WORK TO COMPLETE:
Reproduce all the material exactly, minus any pictures it holds.

* begin RECORD SET *

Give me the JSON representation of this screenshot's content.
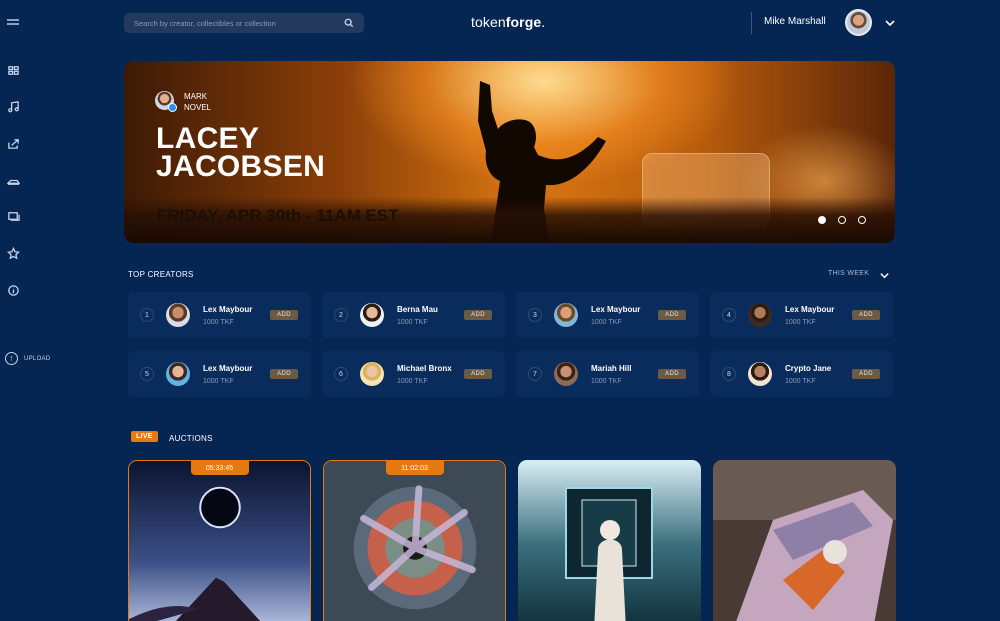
{
  "header": {
    "search_placeholder": "Search by creator, collectibles or collection",
    "brand_light": "token",
    "brand_bold": "forge",
    "brand_dot": ".",
    "user_name": "Mike Marshall"
  },
  "sidebar": {
    "upload_label": "UPLOAD"
  },
  "hero": {
    "author_line1": "MARK",
    "author_line2": "NOVEL",
    "title_line1": "LACEY",
    "title_line2": "JACOBSEN",
    "date": "FRIDAY, APR 30th - 11AM EST",
    "active_slide": 1,
    "slide_count": 3
  },
  "top_creators": {
    "title": "TOP CREATORS",
    "filter": "THIS WEEK",
    "creators": [
      {
        "rank": "1",
        "name": "Lex Maybour",
        "tkf": "1000 TKF",
        "action": "ADD"
      },
      {
        "rank": "2",
        "name": "Berna Mau",
        "tkf": "1000 TKF",
        "action": "ADD"
      },
      {
        "rank": "3",
        "name": "Lex Maybour",
        "tkf": "1000 TKF",
        "action": "ADD"
      },
      {
        "rank": "4",
        "name": "Lex Maybour",
        "tkf": "1000 TKF",
        "action": "ADD"
      },
      {
        "rank": "5",
        "name": "Lex Maybour",
        "tkf": "1000 TKF",
        "action": "ADD"
      },
      {
        "rank": "6",
        "name": "Michael Bronx",
        "tkf": "1000 TKF",
        "action": "ADD"
      },
      {
        "rank": "7",
        "name": "Mariah Hill",
        "tkf": "1000 TKF",
        "action": "ADD"
      },
      {
        "rank": "8",
        "name": "Crypto Jane",
        "tkf": "1000 TKF",
        "action": "ADD"
      }
    ]
  },
  "auctions": {
    "live_label": "LIVE",
    "title": "AUCTIONS",
    "items": [
      {
        "timer": "05:33:45"
      },
      {
        "timer": "11:02:03"
      },
      {
        "timer": ""
      },
      {
        "timer": ""
      }
    ]
  },
  "colors": {
    "background": "#052553",
    "card": "#0a2c5c",
    "accent": "#e8790f"
  }
}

* end RECORD SET *

THE SOLUTION:
Give me the JSON representation of this screenshot's content.
{
  "header": {
    "search_placeholder": "Search by creator, collectibles or collection",
    "brand_light": "token",
    "brand_bold": "forge",
    "brand_dot": ".",
    "user_name": "Mike Marshall"
  },
  "sidebar": {
    "upload_label": "UPLOAD"
  },
  "hero": {
    "author_line1": "MARK",
    "author_line2": "NOVEL",
    "title_line1": "LACEY",
    "title_line2": "JACOBSEN",
    "date": "FRIDAY, APR 30th - 11AM EST",
    "active_slide": 1,
    "slide_count": 3
  },
  "top_creators": {
    "title": "TOP CREATORS",
    "filter": "THIS WEEK",
    "creators": [
      {
        "rank": "1",
        "name": "Lex Maybour",
        "tkf": "1000 TKF",
        "action": "ADD"
      },
      {
        "rank": "2",
        "name": "Berna Mau",
        "tkf": "1000 TKF",
        "action": "ADD"
      },
      {
        "rank": "3",
        "name": "Lex Maybour",
        "tkf": "1000 TKF",
        "action": "ADD"
      },
      {
        "rank": "4",
        "name": "Lex Maybour",
        "tkf": "1000 TKF",
        "action": "ADD"
      },
      {
        "rank": "5",
        "name": "Lex Maybour",
        "tkf": "1000 TKF",
        "action": "ADD"
      },
      {
        "rank": "6",
        "name": "Michael Bronx",
        "tkf": "1000 TKF",
        "action": "ADD"
      },
      {
        "rank": "7",
        "name": "Mariah Hill",
        "tkf": "1000 TKF",
        "action": "ADD"
      },
      {
        "rank": "8",
        "name": "Crypto Jane",
        "tkf": "1000 TKF",
        "action": "ADD"
      }
    ]
  },
  "auctions": {
    "live_label": "LIVE",
    "title": "AUCTIONS",
    "items": [
      {
        "timer": "05:33:45"
      },
      {
        "timer": "11:02:03"
      },
      {
        "timer": ""
      },
      {
        "timer": ""
      }
    ]
  },
  "colors": {
    "background": "#052553",
    "card": "#0a2c5c",
    "accent": "#e8790f"
  }
}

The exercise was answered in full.